◆ **TEXTE SOURCE**
======
À l'initiative de la commission de l'aménagement du territoire et du développement durable du Sénat, l'article 29 de la loi « Climat et résilience » a accru d'au moins 2 % à au moins 5 % la part des éco-contributions que les éco-organismes de la REP « emballages ménagers » et de la REP « emballages de la restauration » doivent consacrer au développement de solutions de réemploi et réutilisation des emballages (article L. 541-10-18 du code de l'environnement).

Toujours à l'initiative de la commission, le même article a prévu que ces sommes soient consacrées à l'accompagnement des producteurs mettant sur le marché des emballages réemployés ainsi qu'au financement d'infrastructures facilitant le déploiement du réemploi sur l'ensemble du territoire national.

De nombreuses personnes entendues se sont félicitées de ces avancées, qui doivent désormais se traduire dans les cahiers des charges de la REP « emballages ménagers » et de la REP « emballages de la restauration ».
======
◆ **CONSIGNE A**
Relevez toutes les expressions placées entre guillemets dans le texte sur le réemploi des emballages, en ne citant qu'une fois celles qui reviennent.
◆ **CONSIGNE B**
Écrivez la suite du texte sur le réemploi des emballages, à partir de sa dernière phrase.

◆ **LISTE**
======
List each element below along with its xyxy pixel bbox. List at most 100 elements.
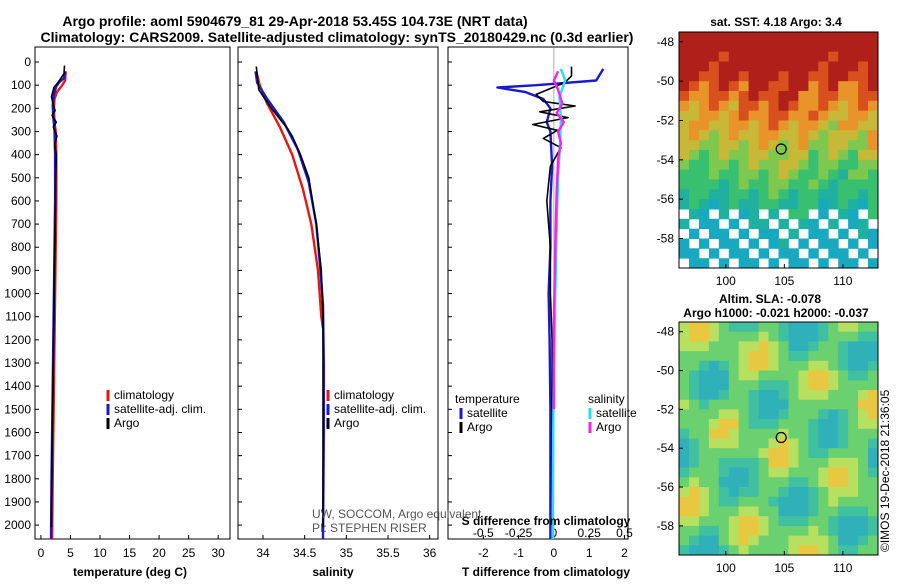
map-cell (689, 448, 700, 459)
map-cell (728, 535, 740, 546)
map-cell (818, 199, 829, 210)
map-cell (798, 467, 809, 478)
map-cell (728, 419, 740, 430)
map-cell (689, 32, 700, 43)
map-cell (868, 209, 879, 220)
map-cell (748, 61, 759, 72)
map-cell (868, 419, 879, 430)
map-cell (698, 390, 710, 401)
map-cell (828, 81, 839, 92)
map-cell (818, 258, 829, 269)
map-cell (698, 380, 710, 391)
map-cell (828, 41, 839, 53)
map-cell (848, 209, 859, 220)
map-cell (858, 409, 869, 420)
map-cell (788, 506, 799, 517)
map-cell (718, 438, 730, 449)
map-cell (718, 189, 730, 200)
map-cell (818, 351, 829, 362)
map-cell (818, 467, 829, 478)
map-cell (868, 169, 879, 180)
map-cell (698, 341, 710, 352)
map-cell (808, 169, 819, 180)
map-cell (828, 51, 839, 62)
map-cell (788, 100, 799, 112)
map-cell (838, 419, 849, 430)
map-cell (748, 322, 759, 333)
map-cell (758, 140, 769, 151)
map-cell (698, 496, 710, 507)
map-cell (848, 409, 859, 420)
map-cell (778, 51, 789, 62)
map-cell (748, 351, 759, 362)
map-cell (868, 477, 879, 488)
map-cell (758, 477, 769, 488)
map-cell (818, 428, 829, 439)
map-cell (689, 169, 700, 180)
map-cell (698, 81, 710, 92)
map-cell (868, 545, 879, 556)
map-cell (689, 120, 700, 131)
map-cell (679, 341, 690, 352)
map-cell (708, 409, 720, 420)
map-cell (708, 110, 720, 121)
x-tick-label: 5 (67, 546, 74, 560)
map-cell (828, 179, 839, 190)
map-cell (738, 51, 750, 62)
map-cell (838, 438, 849, 449)
map-cell (758, 322, 769, 333)
map-cell (798, 409, 809, 420)
map-cell (748, 360, 759, 371)
depth-tick-label: 1200 (4, 333, 31, 347)
map-cell (718, 467, 730, 478)
map-cell (758, 351, 769, 362)
map-cell (858, 370, 869, 381)
map-cell (858, 399, 869, 410)
map-cell (858, 341, 869, 352)
x-tick-label: 30 (212, 546, 226, 560)
map-cell (848, 238, 859, 249)
map-cell (738, 71, 750, 82)
map-cell (858, 438, 869, 449)
map-cell (818, 140, 829, 151)
map-cell (818, 419, 829, 430)
map-cell (689, 380, 700, 391)
map-cell (788, 380, 799, 391)
map-cell (718, 71, 730, 82)
map-cell (858, 179, 869, 190)
map-cell (808, 120, 819, 131)
map-cell (858, 506, 869, 517)
map-cell (798, 399, 809, 410)
map-cell (778, 487, 789, 498)
map-cell (698, 477, 710, 488)
map-cell (728, 71, 740, 82)
map-cell (768, 351, 779, 362)
map-cell (838, 457, 849, 469)
map-cell (758, 331, 769, 342)
map-cell (708, 390, 720, 401)
map-cell (679, 218, 690, 230)
map-cell (778, 438, 789, 449)
map-cell (858, 189, 869, 200)
map-cell (858, 110, 869, 121)
map-cell (748, 258, 759, 269)
map-cell (818, 209, 829, 220)
map-cell (768, 506, 779, 517)
map-cell (718, 81, 730, 92)
map-cell (748, 419, 759, 430)
map-cell (689, 360, 700, 371)
map-cell (738, 428, 750, 439)
map-cell (748, 428, 759, 439)
map-cell (848, 419, 859, 430)
map-cell (788, 399, 799, 410)
map-cell (798, 189, 809, 200)
map-cell (738, 525, 750, 537)
map-cell (838, 248, 849, 259)
series-line-argo (255, 66, 324, 528)
map-cell (858, 545, 869, 556)
map-cell (828, 448, 839, 459)
map-cell (738, 419, 750, 430)
map-cell (718, 525, 730, 537)
map-cell (698, 41, 710, 53)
======
◆ **RÉPONSE A**
« Climat et résilience » ; « emballages ménagers » ; « emballages de la restauration »

◆ **RÉPONSE B**
La rapporteure invite le Gouvernement à évaluer l'adéquation des éco-contributions dédiées au réemploi par les éco-organismes et à aller, si nécessaire, au-delà de la part de 5 %, comme le permet au demeurant l'article L. 541-10-18.

Proposition n° 3 : Évaluer l'adéquation des éco-contributions dédiées au réemploi et aller, si nécessaire, au-delà de la part de 5 % dans les cahiers des charges de la REP « emballages ménagers » et de la REP « emballages de la restauration ».

À l'initiative de la commission, l'article 29 de la loi « Climat et résilience » a également prévu que le plan régional de prévention et de gestion des déchets comprenne un « maillage équilibré des dispositifs de consigne pour réemploi ou réutilisation, notamment des dispositifs de collecte mis en place par les producteurs ou leur éco-organisme, ainsi que des laveuses et lieux de stockage des emballages consignés, en tenant compte des fonctions urbaines sur les territoires et de manière à garantir un service de proximité » (7° du II de l'article L. 541-13 du code de l'environnement).

En cohérence avec cette cartographie, un maillage territorial des infrastructures nécessaires au réemploi, en particulier des laveuses, pourrait également être inscrit dans les cahiers des charges de la REP « emballages ménagers » et de la REP « emballages de la restauration ».

Proposition n° 4 : Inclure un maillage territorial des infrastructures nécessaires au réemploi dans les cahiers des charges de la REP « emballages ménagers » et de la REP « emballages de la restauration ».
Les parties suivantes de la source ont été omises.